-- Start of Information given --

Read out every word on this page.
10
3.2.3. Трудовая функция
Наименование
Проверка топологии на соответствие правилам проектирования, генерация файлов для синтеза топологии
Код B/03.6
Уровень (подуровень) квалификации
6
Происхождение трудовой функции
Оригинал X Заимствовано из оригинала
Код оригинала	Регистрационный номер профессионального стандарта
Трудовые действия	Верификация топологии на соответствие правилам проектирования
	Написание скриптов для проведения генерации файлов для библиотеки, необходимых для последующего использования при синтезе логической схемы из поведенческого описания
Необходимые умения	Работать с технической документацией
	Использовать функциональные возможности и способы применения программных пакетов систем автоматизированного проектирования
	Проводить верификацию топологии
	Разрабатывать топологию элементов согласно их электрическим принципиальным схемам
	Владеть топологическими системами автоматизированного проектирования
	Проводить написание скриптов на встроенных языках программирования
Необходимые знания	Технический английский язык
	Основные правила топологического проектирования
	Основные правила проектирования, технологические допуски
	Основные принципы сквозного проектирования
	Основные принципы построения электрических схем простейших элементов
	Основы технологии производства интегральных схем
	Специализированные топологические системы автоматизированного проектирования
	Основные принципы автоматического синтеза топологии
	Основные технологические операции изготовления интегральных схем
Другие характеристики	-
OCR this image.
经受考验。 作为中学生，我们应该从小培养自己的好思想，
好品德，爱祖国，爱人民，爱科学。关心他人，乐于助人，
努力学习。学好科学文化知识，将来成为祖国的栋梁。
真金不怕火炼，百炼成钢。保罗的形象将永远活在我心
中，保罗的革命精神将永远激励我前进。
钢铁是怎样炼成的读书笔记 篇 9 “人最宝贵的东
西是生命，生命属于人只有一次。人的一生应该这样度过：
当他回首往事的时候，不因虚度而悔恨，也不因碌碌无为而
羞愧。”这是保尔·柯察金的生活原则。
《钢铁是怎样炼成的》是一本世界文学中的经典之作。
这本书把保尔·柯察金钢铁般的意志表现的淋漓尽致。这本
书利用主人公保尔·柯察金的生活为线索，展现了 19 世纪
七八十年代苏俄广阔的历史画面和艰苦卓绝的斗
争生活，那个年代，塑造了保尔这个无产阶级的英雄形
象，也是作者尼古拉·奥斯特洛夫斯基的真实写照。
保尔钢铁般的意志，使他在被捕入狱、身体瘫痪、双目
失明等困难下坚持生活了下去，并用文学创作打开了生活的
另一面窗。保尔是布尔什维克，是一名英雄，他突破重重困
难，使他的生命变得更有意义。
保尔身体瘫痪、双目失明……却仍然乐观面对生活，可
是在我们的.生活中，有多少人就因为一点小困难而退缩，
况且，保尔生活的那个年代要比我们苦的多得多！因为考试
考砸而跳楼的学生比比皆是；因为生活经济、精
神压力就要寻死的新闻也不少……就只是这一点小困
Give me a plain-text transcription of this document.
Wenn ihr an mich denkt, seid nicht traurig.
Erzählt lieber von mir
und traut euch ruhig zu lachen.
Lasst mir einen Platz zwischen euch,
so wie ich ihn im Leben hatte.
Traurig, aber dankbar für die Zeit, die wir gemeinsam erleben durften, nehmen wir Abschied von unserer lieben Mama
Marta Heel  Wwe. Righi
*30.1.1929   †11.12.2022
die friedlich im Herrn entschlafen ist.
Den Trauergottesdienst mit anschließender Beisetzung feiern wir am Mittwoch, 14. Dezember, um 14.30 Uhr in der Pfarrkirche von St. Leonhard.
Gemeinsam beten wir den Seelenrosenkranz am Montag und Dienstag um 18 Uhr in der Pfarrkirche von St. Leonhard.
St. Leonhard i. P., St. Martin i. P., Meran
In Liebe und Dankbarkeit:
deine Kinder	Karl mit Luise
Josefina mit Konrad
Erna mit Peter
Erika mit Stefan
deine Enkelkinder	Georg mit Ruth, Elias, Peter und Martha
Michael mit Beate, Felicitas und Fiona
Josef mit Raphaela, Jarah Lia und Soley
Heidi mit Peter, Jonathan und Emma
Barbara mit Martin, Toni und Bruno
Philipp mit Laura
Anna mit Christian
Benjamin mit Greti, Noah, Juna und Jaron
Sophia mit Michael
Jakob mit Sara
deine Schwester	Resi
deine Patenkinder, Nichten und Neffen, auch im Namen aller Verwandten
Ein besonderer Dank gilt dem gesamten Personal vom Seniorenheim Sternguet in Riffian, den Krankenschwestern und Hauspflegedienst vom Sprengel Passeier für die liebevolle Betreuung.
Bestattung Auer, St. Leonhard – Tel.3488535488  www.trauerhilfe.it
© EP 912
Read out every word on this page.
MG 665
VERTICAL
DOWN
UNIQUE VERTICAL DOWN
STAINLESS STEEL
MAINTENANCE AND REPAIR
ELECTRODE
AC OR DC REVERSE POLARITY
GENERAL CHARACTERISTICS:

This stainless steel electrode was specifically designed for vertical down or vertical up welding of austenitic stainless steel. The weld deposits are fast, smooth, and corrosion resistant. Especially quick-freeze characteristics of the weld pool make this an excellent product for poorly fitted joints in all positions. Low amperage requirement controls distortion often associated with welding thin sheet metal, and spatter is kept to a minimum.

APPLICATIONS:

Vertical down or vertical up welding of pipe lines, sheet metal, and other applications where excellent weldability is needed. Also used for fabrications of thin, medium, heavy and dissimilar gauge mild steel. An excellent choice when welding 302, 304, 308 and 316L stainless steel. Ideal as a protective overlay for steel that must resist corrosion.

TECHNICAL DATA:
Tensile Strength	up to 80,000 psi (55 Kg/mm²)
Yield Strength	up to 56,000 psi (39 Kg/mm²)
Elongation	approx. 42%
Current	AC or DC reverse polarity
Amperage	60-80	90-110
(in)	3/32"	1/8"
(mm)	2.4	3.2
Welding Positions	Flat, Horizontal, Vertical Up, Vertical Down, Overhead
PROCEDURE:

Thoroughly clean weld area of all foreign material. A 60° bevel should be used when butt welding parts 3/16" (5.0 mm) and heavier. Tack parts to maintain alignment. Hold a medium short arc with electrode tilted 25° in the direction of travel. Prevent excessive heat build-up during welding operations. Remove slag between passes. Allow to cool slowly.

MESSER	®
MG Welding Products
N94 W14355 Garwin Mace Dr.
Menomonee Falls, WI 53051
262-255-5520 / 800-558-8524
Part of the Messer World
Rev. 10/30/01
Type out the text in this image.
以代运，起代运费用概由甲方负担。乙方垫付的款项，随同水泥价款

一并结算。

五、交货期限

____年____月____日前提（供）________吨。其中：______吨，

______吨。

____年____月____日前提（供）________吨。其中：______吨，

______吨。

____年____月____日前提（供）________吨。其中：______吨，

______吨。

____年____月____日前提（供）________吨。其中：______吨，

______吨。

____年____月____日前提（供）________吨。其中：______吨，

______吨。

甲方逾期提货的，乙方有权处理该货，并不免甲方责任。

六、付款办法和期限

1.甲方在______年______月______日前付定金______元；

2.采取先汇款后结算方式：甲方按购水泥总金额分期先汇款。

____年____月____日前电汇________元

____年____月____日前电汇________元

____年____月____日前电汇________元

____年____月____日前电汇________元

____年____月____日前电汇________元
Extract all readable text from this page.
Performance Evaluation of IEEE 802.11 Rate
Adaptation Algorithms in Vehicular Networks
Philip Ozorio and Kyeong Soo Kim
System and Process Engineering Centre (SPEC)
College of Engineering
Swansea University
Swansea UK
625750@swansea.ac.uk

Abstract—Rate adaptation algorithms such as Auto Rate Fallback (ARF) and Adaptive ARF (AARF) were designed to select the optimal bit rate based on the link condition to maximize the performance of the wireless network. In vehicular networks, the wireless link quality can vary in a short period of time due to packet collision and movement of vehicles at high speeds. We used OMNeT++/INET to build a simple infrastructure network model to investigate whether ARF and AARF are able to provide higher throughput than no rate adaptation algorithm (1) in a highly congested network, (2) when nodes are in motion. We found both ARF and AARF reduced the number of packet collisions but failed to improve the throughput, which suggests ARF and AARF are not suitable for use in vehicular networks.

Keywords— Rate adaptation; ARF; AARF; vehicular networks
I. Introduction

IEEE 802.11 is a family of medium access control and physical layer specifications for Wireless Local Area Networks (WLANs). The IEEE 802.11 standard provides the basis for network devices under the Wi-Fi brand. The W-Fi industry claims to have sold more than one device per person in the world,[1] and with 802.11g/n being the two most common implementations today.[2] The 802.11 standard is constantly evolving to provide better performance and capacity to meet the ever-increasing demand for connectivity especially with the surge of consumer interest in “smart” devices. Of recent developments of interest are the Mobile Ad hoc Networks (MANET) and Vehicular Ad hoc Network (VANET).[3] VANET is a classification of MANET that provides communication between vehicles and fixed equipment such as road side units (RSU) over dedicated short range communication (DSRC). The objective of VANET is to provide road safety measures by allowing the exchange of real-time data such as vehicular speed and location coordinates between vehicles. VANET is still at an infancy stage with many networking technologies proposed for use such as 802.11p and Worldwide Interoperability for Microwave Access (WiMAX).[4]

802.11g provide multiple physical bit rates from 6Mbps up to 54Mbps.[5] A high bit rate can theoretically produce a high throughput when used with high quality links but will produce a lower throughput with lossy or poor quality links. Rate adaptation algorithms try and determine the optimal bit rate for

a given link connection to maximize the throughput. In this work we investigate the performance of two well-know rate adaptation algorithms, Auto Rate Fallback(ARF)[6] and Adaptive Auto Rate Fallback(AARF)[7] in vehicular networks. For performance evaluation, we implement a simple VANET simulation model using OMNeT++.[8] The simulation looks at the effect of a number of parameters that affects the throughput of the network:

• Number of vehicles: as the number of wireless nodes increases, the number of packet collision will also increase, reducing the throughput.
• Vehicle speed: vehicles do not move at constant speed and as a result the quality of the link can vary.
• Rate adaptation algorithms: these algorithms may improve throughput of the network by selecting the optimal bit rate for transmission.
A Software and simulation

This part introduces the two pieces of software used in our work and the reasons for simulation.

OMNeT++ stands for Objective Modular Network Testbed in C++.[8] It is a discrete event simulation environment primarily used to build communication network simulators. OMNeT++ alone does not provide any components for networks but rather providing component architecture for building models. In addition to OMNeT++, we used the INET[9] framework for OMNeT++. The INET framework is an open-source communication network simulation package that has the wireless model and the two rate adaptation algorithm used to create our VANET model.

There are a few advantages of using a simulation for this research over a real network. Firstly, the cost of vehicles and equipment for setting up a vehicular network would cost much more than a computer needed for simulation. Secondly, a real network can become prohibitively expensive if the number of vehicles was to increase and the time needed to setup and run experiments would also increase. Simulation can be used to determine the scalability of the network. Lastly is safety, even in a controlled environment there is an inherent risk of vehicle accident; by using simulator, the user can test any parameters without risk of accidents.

-- End of Information given --

Written request: Provide the number of lines in the data above that contain the string "using", and nothing else.

Reply: 2